## Set task:
Write out all entries word for word.

## Data excerpts:
■ ■ ■ ■
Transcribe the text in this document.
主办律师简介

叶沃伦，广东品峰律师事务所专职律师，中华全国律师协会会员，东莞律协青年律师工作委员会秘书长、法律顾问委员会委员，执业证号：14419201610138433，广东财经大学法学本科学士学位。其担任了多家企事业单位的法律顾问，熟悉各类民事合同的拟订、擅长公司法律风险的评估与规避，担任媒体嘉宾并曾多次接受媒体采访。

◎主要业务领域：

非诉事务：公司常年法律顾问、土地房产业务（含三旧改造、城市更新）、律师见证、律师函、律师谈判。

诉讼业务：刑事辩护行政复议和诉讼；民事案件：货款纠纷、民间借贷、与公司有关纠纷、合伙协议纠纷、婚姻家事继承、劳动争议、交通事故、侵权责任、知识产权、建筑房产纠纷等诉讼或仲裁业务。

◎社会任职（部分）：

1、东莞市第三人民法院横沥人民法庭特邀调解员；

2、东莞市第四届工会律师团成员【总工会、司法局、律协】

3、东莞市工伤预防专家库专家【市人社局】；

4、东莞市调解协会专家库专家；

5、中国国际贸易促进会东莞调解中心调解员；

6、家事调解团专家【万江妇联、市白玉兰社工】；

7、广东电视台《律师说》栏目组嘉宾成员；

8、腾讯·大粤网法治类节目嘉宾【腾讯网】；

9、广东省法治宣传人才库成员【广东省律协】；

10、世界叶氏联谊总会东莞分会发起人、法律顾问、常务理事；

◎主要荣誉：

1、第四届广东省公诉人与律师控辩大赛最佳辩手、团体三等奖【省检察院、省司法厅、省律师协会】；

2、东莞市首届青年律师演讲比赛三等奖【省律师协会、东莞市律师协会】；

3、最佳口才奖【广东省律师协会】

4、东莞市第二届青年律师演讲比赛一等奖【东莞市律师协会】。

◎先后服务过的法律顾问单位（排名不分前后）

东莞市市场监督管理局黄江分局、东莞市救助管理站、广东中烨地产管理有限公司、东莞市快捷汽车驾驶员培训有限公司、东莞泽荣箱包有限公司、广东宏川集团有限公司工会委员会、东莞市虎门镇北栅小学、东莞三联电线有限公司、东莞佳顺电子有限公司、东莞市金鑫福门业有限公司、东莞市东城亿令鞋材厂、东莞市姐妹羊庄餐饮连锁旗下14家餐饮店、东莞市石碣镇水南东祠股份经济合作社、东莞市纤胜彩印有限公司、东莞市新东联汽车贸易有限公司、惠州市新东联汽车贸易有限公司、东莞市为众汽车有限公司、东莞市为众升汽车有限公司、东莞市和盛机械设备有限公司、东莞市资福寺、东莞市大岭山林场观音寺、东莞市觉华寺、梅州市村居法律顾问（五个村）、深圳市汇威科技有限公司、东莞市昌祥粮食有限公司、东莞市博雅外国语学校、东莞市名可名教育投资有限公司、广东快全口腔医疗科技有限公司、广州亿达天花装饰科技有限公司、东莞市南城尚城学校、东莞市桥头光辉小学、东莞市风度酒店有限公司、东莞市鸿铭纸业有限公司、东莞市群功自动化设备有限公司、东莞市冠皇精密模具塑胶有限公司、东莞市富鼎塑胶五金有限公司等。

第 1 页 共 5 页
■ ■ ■ ■
## Result of this exercise:
Transcribe the text in this document.
主办律师简介

叶沃伦，广东品峰律师事务所专职律师，中华全国律师协会会员，东莞律协青年律师工作委员会秘书长、法律顾问委员会委员，执业证号：14419201610138433，广东财经大学法学本科学士学位。其担任了多家企事业单位的法律顾问，熟悉各类民事合同的拟订、擅长公司法律风险的评估与规避，担任媒体嘉宾并曾多次接受媒体采访。

◎主要业务领域：

非诉事务：公司常年法律顾问、土地房产业务（含三旧改造、城市更新）、律师见证、律师函、律师谈判。

诉讼业务：刑事辩护行政复议和诉讼；民事案件：货款纠纷、民间借贷、与公司有关纠纷、合伙协议纠纷、婚姻家事继承、劳动争议、交通事故、侵权责任、知识产权、建筑房产纠纷等诉讼或仲裁业务。

◎社会任职（部分）：

1、东莞市第三人民法院横沥人民法庭特邀调解员；

2、东莞市第四届工会律师团成员【总工会、司法局、律协】

3、东莞市工伤预防专家库专家【市人社局】；

4、东莞市调解协会专家库专家；

5、中国国际贸易促进会东莞调解中心调解员；

6、家事调解团专家【万江妇联、市白玉兰社工】；

7、广东电视台《律师说》栏目组嘉宾成员；

8、腾讯·大粤网法治类节目嘉宾【腾讯网】；

9、广东省法治宣传人才库成员【广东省律协】；

10、世界叶氏联谊总会东莞分会发起人、法律顾问、常务理事；

◎主要荣誉：

1、第四届广东省公诉人与律师控辩大赛最佳辩手、团体三等奖【省检察院、省司法厅、省律师协会】；

2、东莞市首届青年律师演讲比赛三等奖【省律师协会、东莞市律师协会】；

3、最佳口才奖【广东省律师协会】

4、东莞市第二届青年律师演讲比赛一等奖【东莞市律师协会】。

◎先后服务过的法律顾问单位（排名不分前后）

东莞市市场监督管理局黄江分局、东莞市救助管理站、广东中烨地产管理有限公司、东莞市快捷汽车驾驶员培训有限公司、东莞泽荣箱包有限公司、广东宏川集团有限公司工会委员会、东莞市虎门镇北栅小学、东莞三联电线有限公司、东莞佳顺电子有限公司、东莞市金鑫福门业有限公司、东莞市东城亿令鞋材厂、东莞市姐妹羊庄餐饮连锁旗下14家餐饮店、东莞市石碣镇水南东祠股份经济合作社、东莞市纤胜彩印有限公司、东莞市新东联汽车贸易有限公司、惠州市新东联汽车贸易有限公司、东莞市为众汽车有限公司、东莞市为众升汽车有限公司、东莞市和盛机械设备有限公司、东莞市资福寺、东莞市大岭山林场观音寺、东莞市觉华寺、梅州市村居法律顾问（五个村）、深圳市汇威科技有限公司、东莞市昌祥粮食有限公司、东莞市博雅外国语学校、东莞市名可名教育投资有限公司、广东快全口腔医疗科技有限公司、广州亿达天花装饰科技有限公司、东莞市南城尚城学校、东莞市桥头光辉小学、东莞市风度酒店有限公司、东莞市鸿铭纸业有限公司、东莞市群功自动化设备有限公司、东莞市冠皇精密模具塑胶有限公司、东莞市富鼎塑胶五金有限公司等。

第 1 页 共 5 页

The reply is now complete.